▶ [Required task] Return the records exactly as they are.

Start Data extract

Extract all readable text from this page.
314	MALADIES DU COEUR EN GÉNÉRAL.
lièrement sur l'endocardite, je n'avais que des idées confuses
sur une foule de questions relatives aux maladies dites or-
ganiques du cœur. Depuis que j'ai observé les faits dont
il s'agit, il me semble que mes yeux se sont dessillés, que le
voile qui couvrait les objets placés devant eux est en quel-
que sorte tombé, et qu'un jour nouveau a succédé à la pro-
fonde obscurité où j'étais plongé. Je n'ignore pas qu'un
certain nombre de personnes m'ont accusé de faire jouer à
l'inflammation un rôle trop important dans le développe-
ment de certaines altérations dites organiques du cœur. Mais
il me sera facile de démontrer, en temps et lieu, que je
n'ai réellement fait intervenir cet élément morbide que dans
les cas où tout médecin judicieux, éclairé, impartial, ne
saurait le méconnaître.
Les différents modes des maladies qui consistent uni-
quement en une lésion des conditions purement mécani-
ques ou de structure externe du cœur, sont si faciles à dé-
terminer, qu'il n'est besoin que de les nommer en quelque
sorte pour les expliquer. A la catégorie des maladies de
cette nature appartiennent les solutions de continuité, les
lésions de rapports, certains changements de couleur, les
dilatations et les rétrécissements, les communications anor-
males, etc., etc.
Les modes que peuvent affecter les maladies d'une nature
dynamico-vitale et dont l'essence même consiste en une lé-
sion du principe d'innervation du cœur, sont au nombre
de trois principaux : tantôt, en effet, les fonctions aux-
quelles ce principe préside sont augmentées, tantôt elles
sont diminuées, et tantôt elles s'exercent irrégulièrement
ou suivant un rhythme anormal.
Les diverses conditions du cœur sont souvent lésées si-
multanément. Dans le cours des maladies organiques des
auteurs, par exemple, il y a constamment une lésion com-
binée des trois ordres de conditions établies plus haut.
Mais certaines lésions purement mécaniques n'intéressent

End Data extract

▶ [Completed task]
Extract all readable text from this page.
314	MALADIES DU COEUR EN GÉNÉRAL.
lièrement sur l'endocardite, je n'avais que des idées confuses
sur une foule de questions relatives aux maladies dites or-
ganiques du cœur. Depuis que j'ai observé les faits dont
il s'agit, il me semble que mes yeux se sont dessillés, que le
voile qui couvrait les objets placés devant eux est en quel-
que sorte tombé, et qu'un jour nouveau a succédé à la pro-
fonde obscurité où j'étais plongé. Je n'ignore pas qu'un
certain nombre de personnes m'ont accusé de faire jouer à
l'inflammation un rôle trop important dans le développe-
ment de certaines altérations dites organiques du cœur. Mais
il me sera facile de démontrer, en temps et lieu, que je
n'ai réellement fait intervenir cet élément morbide que dans
les cas où tout médecin judicieux, éclairé, impartial, ne
saurait le méconnaître.
Les différents modes des maladies qui consistent uni-
quement en une lésion des conditions purement mécani-
ques ou de structure externe du cœur, sont si faciles à dé-
terminer, qu'il n'est besoin que de les nommer en quelque
sorte pour les expliquer. A la catégorie des maladies de
cette nature appartiennent les solutions de continuité, les
lésions de rapports, certains changements de couleur, les
dilatations et les rétrécissements, les communications anor-
males, etc., etc.
Les modes que peuvent affecter les maladies d'une nature
dynamico-vitale et dont l'essence même consiste en une lé-
sion du principe d'innervation du cœur, sont au nombre
de trois principaux : tantôt, en effet, les fonctions aux-
quelles ce principe préside sont augmentées, tantôt elles
sont diminuées, et tantôt elles s'exercent irrégulièrement
ou suivant un rhythme anormal.
Les diverses conditions du cœur sont souvent lésées si-
multanément. Dans le cours des maladies organiques des
auteurs, par exemple, il y a constamment une lésion com-
binée des trois ordres de conditions établies plus haut.
Mais certaines lésions purement mécaniques n'intéressent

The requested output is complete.